DATA EXCERPTS –
+ + +

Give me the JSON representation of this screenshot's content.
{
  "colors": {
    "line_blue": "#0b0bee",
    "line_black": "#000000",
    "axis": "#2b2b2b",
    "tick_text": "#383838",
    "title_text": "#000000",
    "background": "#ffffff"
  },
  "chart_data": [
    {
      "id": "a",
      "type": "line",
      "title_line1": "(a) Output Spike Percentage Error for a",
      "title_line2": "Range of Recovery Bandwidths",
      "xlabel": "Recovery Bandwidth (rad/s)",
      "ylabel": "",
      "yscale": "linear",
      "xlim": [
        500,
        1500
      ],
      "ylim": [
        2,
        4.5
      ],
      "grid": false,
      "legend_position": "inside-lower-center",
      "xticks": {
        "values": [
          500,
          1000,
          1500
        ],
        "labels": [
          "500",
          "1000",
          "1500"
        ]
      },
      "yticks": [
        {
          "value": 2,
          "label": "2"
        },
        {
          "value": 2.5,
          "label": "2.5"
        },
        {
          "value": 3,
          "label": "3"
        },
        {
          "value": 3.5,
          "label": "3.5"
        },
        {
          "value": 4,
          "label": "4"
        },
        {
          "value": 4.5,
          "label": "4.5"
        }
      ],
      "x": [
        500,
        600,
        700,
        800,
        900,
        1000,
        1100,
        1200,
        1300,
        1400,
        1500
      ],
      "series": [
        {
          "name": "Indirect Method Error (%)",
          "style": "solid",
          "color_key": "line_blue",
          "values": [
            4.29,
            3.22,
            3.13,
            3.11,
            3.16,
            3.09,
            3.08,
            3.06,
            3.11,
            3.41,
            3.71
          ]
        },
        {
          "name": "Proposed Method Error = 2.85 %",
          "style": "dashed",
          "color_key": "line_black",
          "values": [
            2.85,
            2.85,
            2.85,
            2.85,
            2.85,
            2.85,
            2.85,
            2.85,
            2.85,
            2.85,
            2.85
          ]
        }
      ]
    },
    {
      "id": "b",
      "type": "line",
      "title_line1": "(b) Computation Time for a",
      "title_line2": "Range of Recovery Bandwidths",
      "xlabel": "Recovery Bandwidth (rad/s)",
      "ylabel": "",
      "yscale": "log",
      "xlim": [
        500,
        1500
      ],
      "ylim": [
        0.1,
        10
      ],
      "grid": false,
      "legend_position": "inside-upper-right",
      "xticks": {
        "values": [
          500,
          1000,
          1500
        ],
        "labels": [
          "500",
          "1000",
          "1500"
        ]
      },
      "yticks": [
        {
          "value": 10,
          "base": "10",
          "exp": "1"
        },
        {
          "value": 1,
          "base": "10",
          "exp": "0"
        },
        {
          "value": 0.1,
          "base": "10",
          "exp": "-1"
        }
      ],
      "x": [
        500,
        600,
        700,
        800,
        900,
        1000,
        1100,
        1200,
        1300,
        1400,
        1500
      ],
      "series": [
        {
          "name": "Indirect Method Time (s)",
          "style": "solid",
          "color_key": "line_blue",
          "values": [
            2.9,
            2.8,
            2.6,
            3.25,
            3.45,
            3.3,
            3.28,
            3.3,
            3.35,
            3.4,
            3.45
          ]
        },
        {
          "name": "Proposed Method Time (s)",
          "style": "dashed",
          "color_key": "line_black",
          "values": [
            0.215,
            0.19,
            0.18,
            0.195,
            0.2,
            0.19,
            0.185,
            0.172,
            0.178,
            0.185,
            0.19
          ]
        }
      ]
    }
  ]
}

+ + +

TASK DIRECTIONS – From the entries above, extract every line where the word "Method" appears.

SOLUTION TO THIS EXERCISE –
          "name": "Indirect Method Error (%)",
          "name": "Proposed Method Error = 2.85 %",
          "name": "Indirect Method Time (s)",
          "name": "Proposed Method Time (s)",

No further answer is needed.